Tell how many lines in these records contain the string "Italo", with only the number as the reply.

- _Dataset excerpt_
|---|
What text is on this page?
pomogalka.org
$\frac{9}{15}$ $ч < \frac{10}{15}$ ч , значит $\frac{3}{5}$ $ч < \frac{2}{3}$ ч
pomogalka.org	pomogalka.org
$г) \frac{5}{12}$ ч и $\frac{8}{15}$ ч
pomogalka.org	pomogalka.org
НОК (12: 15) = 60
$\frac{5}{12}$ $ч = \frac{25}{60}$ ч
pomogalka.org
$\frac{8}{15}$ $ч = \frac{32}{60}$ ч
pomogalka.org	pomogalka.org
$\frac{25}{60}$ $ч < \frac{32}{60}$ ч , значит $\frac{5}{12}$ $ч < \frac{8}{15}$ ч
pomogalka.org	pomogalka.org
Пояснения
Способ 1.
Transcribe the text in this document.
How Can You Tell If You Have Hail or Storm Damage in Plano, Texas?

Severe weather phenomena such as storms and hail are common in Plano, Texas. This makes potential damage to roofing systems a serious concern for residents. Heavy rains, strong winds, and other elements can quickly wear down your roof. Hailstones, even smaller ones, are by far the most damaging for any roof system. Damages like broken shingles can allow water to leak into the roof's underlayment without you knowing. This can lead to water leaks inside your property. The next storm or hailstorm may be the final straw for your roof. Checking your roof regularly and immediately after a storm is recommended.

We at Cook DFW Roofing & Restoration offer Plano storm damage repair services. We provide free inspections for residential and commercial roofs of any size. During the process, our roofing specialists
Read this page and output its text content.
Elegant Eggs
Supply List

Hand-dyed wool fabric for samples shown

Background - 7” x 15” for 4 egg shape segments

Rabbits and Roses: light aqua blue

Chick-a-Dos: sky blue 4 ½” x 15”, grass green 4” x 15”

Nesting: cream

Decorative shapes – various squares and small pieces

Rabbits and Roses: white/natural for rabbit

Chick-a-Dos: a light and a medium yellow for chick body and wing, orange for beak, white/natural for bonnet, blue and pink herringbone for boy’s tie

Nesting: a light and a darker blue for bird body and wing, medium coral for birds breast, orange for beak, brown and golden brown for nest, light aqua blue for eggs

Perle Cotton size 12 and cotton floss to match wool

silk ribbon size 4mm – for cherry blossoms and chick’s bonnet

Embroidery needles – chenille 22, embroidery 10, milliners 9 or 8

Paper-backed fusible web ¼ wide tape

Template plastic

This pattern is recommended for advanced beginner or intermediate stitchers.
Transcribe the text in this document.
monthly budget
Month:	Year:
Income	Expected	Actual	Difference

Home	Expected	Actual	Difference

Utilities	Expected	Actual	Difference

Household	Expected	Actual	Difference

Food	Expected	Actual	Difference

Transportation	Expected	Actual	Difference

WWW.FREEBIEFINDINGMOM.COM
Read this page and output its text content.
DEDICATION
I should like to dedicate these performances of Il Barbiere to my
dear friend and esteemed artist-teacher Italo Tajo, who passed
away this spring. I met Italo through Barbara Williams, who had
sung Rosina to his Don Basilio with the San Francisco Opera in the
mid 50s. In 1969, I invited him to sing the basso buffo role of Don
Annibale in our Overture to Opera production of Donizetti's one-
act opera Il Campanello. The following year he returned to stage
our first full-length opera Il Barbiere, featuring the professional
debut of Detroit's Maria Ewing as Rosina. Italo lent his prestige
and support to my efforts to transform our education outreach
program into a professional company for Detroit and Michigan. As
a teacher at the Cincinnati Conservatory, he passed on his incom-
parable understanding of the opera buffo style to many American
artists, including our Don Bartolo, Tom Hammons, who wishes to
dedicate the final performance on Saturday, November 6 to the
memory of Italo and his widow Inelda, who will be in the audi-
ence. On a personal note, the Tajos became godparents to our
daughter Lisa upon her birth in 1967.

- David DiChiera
|---|
- _Result for this task_
4